== What is required ==
Set out each line of the records below as a row in a Markdown table with two columns, Index for the row number and Line for the line itself. Leave out blank lines.

== Task material ==
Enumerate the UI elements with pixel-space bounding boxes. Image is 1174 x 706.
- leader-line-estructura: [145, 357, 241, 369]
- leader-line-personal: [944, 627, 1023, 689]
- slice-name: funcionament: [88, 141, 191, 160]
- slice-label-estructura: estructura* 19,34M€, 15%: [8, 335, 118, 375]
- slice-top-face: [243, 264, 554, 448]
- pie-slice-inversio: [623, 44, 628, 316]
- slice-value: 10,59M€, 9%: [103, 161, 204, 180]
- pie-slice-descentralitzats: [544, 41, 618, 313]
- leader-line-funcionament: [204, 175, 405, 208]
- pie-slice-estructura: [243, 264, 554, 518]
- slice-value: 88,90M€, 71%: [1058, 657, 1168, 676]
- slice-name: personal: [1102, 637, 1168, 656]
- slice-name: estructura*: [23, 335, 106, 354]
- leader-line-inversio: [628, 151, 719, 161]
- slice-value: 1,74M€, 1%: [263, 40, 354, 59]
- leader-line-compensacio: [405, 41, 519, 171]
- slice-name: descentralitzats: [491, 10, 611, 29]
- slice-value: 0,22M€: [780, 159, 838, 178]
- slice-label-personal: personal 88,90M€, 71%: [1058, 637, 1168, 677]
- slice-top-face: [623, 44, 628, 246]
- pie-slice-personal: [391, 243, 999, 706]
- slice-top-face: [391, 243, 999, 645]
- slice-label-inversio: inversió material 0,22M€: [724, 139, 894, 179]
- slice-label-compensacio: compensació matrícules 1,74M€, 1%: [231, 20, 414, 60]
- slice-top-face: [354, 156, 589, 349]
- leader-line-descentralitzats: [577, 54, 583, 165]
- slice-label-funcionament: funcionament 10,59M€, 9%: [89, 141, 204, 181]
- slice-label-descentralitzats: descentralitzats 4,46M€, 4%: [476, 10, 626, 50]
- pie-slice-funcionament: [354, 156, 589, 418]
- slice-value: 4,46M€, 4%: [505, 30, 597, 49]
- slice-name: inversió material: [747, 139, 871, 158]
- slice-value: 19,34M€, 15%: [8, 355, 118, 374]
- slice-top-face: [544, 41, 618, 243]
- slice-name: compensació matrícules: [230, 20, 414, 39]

== The answer ==
| Index | Line |
|---|---|
| 1 | Enumerate the UI elements with pixel-space bounding boxes. Image is 1174 x 706. |
| 2 | - leader-line-estructura: [145, 357, 241, 369] |
| 3 | - leader-line-personal: [944, 627, 1023, 689] |
| 4 | - slice-name: funcionament: [88, 141, 191, 160] |
| 5 | - slice-label-estructura: estructura* 19,34M€, 15%: [8, 335, 118, 375] |
| 6 | - slice-top-face: [243, 264, 554, 448] |
| 7 | - pie-slice-inversio: [623, 44, 628, 316] |
| 8 | - slice-value: 10,59M€, 9%: [103, 161, 204, 180] |
| 9 | - pie-slice-descentralitzats: [544, 41, 618, 313] |
| 10 | - leader-line-funcionament: [204, 175, 405, 208] |
| 11 | - pie-slice-estructura: [243, 264, 554, 518] |
| 12 | - slice-value: 88,90M€, 71%: [1058, 657, 1168, 676] |
| 13 | - slice-name: personal: [1102, 637, 1168, 656] |
| 14 | - slice-name: estructura*: [23, 335, 106, 354] |
| 15 | - leader-line-inversio: [628, 151, 719, 161] |
| 16 | - slice-value: 1,74M€, 1%: [263, 40, 354, 59] |
| 17 | - leader-line-compensacio: [405, 41, 519, 171] |
| 18 | - slice-name: descentralitzats: [491, 10, 611, 29] |
| 19 | - slice-value: 0,22M€: [780, 159, 838, 178] |
| 20 | - slice-label-personal: personal 88,90M€, 71%: [1058, 637, 1168, 677] |
| 21 | - slice-top-face: [623, 44, 628, 246] |
| 22 | - pie-slice-personal: [391, 243, 999, 706] |
| 23 | - slice-top-face: [391, 243, 999, 645] |
| 24 | - slice-label-inversio: inversió material 0,22M€: [724, 139, 894, 179] |
| 25 | - slice-label-compensacio: compensació matrícules 1,74M€, 1%: [231, 20, 414, 60] |
| 26 | - slice-top-face: [354, 156, 589, 349] |
| 27 | - leader-line-descentralitzats: [577, 54, 583, 165] |
| 28 | - slice-label-funcionament: funcionament 10,59M€, 9%: [89, 141, 204, 181] |
| 29 | - slice-label-descentralitzats: descentralitzats 4,46M€, 4%: [476, 10, 626, 50] |
| 30 | - pie-slice-funcionament: [354, 156, 589, 418] |
| 31 | - slice-value: 4,46M€, 4%: [505, 30, 597, 49] |
| 32 | - slice-name: inversió material: [747, 139, 871, 158] |
| 33 | - slice-value: 19,34M€, 15%: [8, 355, 118, 374] |
| 34 | - slice-top-face: [544, 41, 618, 243] |
| 35 | - slice-name: compensació matrícules: [230, 20, 414, 39] |